SHORT EXERCISE 1: In the project description, roughly how many galaxies does the dataset cover?

SELECTED EXTRACT:
This project utilizes data from the Sloan Digital Sky Survey (SDSS) to create a machine learning model that predicts the redshift of galaxies based on their photometric properties ('u', 'g', 'r', 'i', 'z'). The model is built using TensorFlow, demonstrating the application of a Multi-Layer Perceptron (MLP) in predicting astronomical measurements.
The dataset comprises photometric properties and redshifts for approximately 1M galaxies, with the aim of training a machine learning model to understand and predict how these properties correlate with redshift. The model could potentially be used to estimate redshifts for other astronomical data, assisting in cosmological studies.
The data is extracted using a SQL query from the SDSS online database, which includes:
- Photometric magnitudes in five different bands (u, g, r, i, z).
- Spectroscopic redshifts and their errors.
- Metadata such as right ascension (ra), declination (dec), and object identifiers.
Ensure you have the following installed:
- Python 3.8 or above
- TensorFlow 2.x
- Pandas
- NumPy
- Scikit-learn
- Matplotlib
The Python notebooks demonstrate the complete process of using photometric data from the Sloan Digital Sky Survey (SDSS) to predict the redshift of galaxies using machine learning techniques.
The redshift prediction problem is explored under two formulations:
- Regression, where the redshift is treated as a continuous variable and predicted directly using a Multi-Layer Perceptron (MLP).

MATERIAL SHOWN:
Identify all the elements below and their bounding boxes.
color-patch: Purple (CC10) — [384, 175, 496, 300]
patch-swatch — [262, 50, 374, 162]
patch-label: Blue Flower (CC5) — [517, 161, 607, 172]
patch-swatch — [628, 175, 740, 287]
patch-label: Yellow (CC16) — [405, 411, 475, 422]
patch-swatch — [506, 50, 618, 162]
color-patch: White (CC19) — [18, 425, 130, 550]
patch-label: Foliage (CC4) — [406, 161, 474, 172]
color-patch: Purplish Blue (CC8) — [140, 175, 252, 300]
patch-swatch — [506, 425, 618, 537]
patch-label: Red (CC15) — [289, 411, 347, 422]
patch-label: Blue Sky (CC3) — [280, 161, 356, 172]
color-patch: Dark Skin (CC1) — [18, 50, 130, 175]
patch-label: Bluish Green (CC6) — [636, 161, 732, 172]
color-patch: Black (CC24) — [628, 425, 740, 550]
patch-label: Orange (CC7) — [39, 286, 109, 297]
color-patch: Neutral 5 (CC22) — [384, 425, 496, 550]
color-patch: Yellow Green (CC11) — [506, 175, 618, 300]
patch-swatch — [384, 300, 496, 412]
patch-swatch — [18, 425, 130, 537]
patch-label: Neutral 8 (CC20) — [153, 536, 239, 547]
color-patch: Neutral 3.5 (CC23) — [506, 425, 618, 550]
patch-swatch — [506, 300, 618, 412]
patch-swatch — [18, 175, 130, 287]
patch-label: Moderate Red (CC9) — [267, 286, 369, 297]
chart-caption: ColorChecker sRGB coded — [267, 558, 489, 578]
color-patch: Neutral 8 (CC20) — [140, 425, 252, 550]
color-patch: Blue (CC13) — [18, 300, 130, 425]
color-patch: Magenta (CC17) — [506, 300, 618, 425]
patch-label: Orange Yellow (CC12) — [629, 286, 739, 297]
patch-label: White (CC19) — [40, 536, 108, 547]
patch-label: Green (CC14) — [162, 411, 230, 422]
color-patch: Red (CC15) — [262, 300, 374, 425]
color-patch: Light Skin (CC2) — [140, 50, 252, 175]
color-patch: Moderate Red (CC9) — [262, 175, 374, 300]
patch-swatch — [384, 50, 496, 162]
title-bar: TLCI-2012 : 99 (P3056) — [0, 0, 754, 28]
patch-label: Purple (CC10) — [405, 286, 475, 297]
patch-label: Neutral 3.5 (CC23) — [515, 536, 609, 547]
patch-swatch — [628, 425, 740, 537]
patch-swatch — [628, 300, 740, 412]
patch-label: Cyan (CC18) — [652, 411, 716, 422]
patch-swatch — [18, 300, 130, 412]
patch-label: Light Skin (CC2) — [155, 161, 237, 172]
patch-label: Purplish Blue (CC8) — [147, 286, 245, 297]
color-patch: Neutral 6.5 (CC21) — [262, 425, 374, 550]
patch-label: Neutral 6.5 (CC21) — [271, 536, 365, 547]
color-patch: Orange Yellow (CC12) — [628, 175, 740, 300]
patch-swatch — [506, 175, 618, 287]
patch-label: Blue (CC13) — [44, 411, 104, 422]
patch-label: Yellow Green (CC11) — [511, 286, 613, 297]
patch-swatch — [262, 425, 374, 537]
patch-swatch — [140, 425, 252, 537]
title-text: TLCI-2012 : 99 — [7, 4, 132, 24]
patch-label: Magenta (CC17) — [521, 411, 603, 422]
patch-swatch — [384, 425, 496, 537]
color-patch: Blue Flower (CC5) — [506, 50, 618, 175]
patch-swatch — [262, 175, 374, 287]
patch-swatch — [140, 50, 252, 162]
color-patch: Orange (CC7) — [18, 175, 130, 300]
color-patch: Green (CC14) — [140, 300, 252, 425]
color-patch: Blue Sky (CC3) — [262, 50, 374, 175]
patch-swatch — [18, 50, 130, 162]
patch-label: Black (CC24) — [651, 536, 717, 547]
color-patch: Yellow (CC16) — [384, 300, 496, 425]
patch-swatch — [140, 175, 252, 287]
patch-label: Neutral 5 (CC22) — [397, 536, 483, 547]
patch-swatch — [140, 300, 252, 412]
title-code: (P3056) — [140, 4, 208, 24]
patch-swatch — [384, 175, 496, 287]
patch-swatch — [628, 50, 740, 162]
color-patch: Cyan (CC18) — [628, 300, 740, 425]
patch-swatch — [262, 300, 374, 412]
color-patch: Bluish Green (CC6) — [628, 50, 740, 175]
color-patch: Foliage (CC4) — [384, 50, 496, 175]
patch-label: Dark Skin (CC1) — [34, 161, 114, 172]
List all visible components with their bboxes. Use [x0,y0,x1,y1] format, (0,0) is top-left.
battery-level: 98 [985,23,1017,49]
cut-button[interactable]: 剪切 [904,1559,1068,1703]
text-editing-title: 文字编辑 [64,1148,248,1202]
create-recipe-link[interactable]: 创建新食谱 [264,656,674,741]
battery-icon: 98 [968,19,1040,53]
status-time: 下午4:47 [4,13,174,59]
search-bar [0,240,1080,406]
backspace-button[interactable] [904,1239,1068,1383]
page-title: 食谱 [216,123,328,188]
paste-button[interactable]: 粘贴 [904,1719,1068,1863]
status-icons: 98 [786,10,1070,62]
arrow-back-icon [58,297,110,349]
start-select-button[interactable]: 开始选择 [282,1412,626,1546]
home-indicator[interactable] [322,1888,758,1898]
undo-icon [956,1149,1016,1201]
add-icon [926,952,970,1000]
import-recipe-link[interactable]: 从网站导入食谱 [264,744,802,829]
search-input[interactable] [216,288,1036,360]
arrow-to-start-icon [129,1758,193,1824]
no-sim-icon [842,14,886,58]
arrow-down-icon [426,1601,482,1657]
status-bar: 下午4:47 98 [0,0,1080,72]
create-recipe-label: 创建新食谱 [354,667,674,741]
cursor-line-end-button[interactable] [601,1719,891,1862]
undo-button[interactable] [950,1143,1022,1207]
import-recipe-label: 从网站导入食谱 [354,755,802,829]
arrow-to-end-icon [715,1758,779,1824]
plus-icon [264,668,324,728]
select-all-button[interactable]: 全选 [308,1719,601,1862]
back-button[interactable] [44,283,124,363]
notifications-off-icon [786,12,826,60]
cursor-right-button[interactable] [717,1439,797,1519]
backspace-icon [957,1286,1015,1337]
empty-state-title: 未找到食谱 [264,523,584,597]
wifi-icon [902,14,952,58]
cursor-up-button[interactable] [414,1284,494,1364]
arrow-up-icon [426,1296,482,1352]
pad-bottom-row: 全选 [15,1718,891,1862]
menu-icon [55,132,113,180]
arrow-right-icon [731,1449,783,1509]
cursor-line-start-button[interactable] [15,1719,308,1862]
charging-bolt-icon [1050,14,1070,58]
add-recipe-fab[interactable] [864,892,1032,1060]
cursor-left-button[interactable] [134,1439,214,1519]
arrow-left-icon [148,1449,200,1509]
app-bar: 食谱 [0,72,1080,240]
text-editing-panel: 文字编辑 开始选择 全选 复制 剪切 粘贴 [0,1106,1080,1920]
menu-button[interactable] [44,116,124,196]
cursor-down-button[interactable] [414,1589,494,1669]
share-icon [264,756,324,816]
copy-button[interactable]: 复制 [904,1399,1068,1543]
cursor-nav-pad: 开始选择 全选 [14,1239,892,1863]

SHORT EXERCISE 2: Rewrite the entries from their first line through the line containing "patch-label: Red (CC15)", inclusive, with "patch-swatch" swapped for "color-swatch" and everything else unchanged. Return only those lines.

COMPLETE OUTPUT 1: Approximately 1M galaxies.

COMPLETE OUTPUT 2:
Identify all the elements below and their bounding boxes.
color-patch: Purple (CC10) — [384, 175, 496, 300]
color-swatch — [262, 50, 374, 162]
patch-label: Blue Flower (CC5) — [517, 161, 607, 172]
color-swatch — [628, 175, 740, 287]
patch-label: Yellow (CC16) — [405, 411, 475, 422]
color-swatch — [506, 50, 618, 162]
color-patch: White (CC19) — [18, 425, 130, 550]
patch-label: Foliage (CC4) — [406, 161, 474, 172]
color-patch: Purplish Blue (CC8) — [140, 175, 252, 300]
color-swatch — [506, 425, 618, 537]
patch-label: Red (CC15) — [289, 411, 347, 422]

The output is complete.